#### Exercise description
Give the listing again in full, exactly as written.

#### Rows
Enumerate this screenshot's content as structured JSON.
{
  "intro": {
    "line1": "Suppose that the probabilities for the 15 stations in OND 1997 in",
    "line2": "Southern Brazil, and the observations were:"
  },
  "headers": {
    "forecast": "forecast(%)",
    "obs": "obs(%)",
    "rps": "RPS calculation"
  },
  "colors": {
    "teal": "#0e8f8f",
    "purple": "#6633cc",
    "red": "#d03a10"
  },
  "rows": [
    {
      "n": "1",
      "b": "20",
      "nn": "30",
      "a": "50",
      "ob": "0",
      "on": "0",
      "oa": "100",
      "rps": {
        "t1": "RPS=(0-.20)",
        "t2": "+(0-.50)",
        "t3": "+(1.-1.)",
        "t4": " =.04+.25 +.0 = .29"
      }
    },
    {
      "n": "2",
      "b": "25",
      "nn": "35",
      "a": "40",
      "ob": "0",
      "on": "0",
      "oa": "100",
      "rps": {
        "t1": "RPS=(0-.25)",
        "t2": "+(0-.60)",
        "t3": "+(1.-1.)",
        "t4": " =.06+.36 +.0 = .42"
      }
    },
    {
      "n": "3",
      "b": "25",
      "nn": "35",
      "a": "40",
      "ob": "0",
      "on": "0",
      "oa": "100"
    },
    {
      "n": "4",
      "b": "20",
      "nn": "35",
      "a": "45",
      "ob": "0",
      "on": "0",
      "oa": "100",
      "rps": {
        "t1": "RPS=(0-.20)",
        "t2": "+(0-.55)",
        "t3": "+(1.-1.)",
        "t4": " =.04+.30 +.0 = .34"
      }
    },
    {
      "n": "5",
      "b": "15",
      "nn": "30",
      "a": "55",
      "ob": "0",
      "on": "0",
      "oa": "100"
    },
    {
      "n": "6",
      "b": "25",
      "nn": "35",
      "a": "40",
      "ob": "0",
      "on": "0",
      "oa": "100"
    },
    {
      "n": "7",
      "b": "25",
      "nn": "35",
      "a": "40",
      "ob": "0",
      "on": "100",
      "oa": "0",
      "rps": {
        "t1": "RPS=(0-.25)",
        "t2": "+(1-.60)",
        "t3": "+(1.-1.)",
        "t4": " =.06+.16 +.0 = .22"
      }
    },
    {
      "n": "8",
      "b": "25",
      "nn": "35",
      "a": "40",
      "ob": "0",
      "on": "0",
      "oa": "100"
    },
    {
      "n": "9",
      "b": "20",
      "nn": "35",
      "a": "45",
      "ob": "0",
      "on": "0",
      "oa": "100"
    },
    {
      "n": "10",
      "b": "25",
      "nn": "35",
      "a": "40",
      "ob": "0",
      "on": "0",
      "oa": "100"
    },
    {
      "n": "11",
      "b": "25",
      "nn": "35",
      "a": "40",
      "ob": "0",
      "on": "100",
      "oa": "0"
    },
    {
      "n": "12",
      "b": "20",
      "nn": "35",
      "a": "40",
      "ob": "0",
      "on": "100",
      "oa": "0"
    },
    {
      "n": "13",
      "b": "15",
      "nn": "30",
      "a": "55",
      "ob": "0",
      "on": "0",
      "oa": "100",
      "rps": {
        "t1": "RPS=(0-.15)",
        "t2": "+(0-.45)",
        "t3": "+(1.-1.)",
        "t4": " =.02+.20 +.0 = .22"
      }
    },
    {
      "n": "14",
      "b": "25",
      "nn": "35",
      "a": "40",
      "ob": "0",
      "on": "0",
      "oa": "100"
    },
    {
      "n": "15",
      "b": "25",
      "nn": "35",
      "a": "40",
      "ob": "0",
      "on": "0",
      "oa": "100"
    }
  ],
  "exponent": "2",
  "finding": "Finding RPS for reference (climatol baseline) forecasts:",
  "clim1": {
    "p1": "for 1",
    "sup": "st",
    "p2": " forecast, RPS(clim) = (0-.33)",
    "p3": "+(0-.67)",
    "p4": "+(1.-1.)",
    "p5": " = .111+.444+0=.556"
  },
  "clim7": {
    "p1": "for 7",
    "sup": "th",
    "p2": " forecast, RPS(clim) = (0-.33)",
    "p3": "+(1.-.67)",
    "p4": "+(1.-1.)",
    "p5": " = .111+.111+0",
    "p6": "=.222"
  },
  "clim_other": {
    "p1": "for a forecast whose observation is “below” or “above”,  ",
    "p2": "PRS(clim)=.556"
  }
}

#### Written response
Enumerate this screenshot's content as structured JSON.
{
  "intro": {
    "line1": "Suppose that the probabilities for the 15 stations in OND 1997 in",
    "line2": "Southern Brazil, and the observations were:"
  },
  "headers": {
    "forecast": "forecast(%)",
    "obs": "obs(%)",
    "rps": "RPS calculation"
  },
  "colors": {
    "teal": "#0e8f8f",
    "purple": "#6633cc",
    "red": "#d03a10"
  },
  "rows": [
    {
      "n": "1",
      "b": "20",
      "nn": "30",
      "a": "50",
      "ob": "0",
      "on": "0",
      "oa": "100",
      "rps": {
        "t1": "RPS=(0-.20)",
        "t2": "+(0-.50)",
        "t3": "+(1.-1.)",
        "t4": " =.04+.25 +.0 = .29"
      }
    },
    {
      "n": "2",
      "b": "25",
      "nn": "35",
      "a": "40",
      "ob": "0",
      "on": "0",
      "oa": "100",
      "rps": {
        "t1": "RPS=(0-.25)",
        "t2": "+(0-.60)",
        "t3": "+(1.-1.)",
        "t4": " =.06+.36 +.0 = .42"
      }
    },
    {
      "n": "3",
      "b": "25",
      "nn": "35",
      "a": "40",
      "ob": "0",
      "on": "0",
      "oa": "100"
    },
    {
      "n": "4",
      "b": "20",
      "nn": "35",
      "a": "45",
      "ob": "0",
      "on": "0",
      "oa": "100",
      "rps": {
        "t1": "RPS=(0-.20)",
        "t2": "+(0-.55)",
        "t3": "+(1.-1.)",
        "t4": " =.04+.30 +.0 = .34"
      }
    },
    {
      "n": "5",
      "b": "15",
      "nn": "30",
      "a": "55",
      "ob": "0",
      "on": "0",
      "oa": "100"
    },
    {
      "n": "6",
      "b": "25",
      "nn": "35",
      "a": "40",
      "ob": "0",
      "on": "0",
      "oa": "100"
    },
    {
      "n": "7",
      "b": "25",
      "nn": "35",
      "a": "40",
      "ob": "0",
      "on": "100",
      "oa": "0",
      "rps": {
        "t1": "RPS=(0-.25)",
        "t2": "+(1-.60)",
        "t3": "+(1.-1.)",
        "t4": " =.06+.16 +.0 = .22"
      }
    },
    {
      "n": "8",
      "b": "25",
      "nn": "35",
      "a": "40",
      "ob": "0",
      "on": "0",
      "oa": "100"
    },
    {
      "n": "9",
      "b": "20",
      "nn": "35",
      "a": "45",
      "ob": "0",
      "on": "0",
      "oa": "100"
    },
    {
      "n": "10",
      "b": "25",
      "nn": "35",
      "a": "40",
      "ob": "0",
      "on": "0",
      "oa": "100"
    },
    {
      "n": "11",
      "b": "25",
      "nn": "35",
      "a": "40",
      "ob": "0",
      "on": "100",
      "oa": "0"
    },
    {
      "n": "12",
      "b": "20",
      "nn": "35",
      "a": "40",
      "ob": "0",
      "on": "100",
      "oa": "0"
    },
    {
      "n": "13",
      "b": "15",
      "nn": "30",
      "a": "55",
      "ob": "0",
      "on": "0",
      "oa": "100",
      "rps": {
        "t1": "RPS=(0-.15)",
        "t2": "+(0-.45)",
        "t3": "+(1.-1.)",
        "t4": " =.02+.20 +.0 = .22"
      }
    },
    {
      "n": "14",
      "b": "25",
      "nn": "35",
      "a": "40",
      "ob": "0",
      "on": "0",
      "oa": "100"
    },
    {
      "n": "15",
      "b": "25",
      "nn": "35",
      "a": "40",
      "ob": "0",
      "on": "0",
      "oa": "100"
    }
  ],
  "exponent": "2",
  "finding": "Finding RPS for reference (climatol baseline) forecasts:",
  "clim1": {
    "p1": "for 1",
    "sup": "st",
    "p2": " forecast, RPS(clim) = (0-.33)",
    "p3": "+(0-.67)",
    "p4": "+(1.-1.)",
    "p5": " = .111+.444+0=.556"
  },
  "clim7": {
    "p1": "for 7",
    "sup": "th",
    "p2": " forecast, RPS(clim) = (0-.33)",
    "p3": "+(1.-.67)",
    "p4": "+(1.-1.)",
    "p5": " = .111+.111+0",
    "p6": "=.222"
  },
  "clim_other": {
    "p1": "for a forecast whose observation is “below” or “above”,  ",
    "p2": "PRS(clim)=.556"
  }
}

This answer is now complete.